> _EXERCISE OBJECTIVE_
Say how many lines of the listing below contain "love", giving the number and nothing else.

> _GIVEN RECORDS_
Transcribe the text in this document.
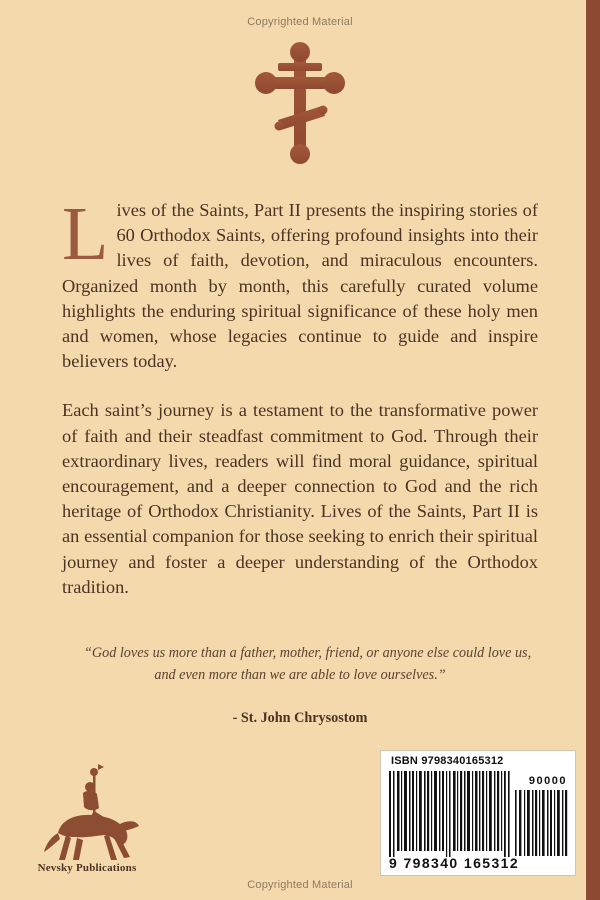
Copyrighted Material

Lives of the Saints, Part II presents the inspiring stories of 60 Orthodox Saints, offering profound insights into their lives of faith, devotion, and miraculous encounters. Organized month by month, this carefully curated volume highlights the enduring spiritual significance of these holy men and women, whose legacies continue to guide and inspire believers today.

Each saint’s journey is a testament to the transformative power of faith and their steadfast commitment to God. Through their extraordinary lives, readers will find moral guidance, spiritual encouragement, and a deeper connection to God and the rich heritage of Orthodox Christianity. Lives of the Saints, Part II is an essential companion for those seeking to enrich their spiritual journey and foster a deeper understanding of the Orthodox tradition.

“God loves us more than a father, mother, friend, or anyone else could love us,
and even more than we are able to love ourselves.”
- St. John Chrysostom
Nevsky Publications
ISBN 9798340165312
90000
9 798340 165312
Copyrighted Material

> _RESULT BELOW_
2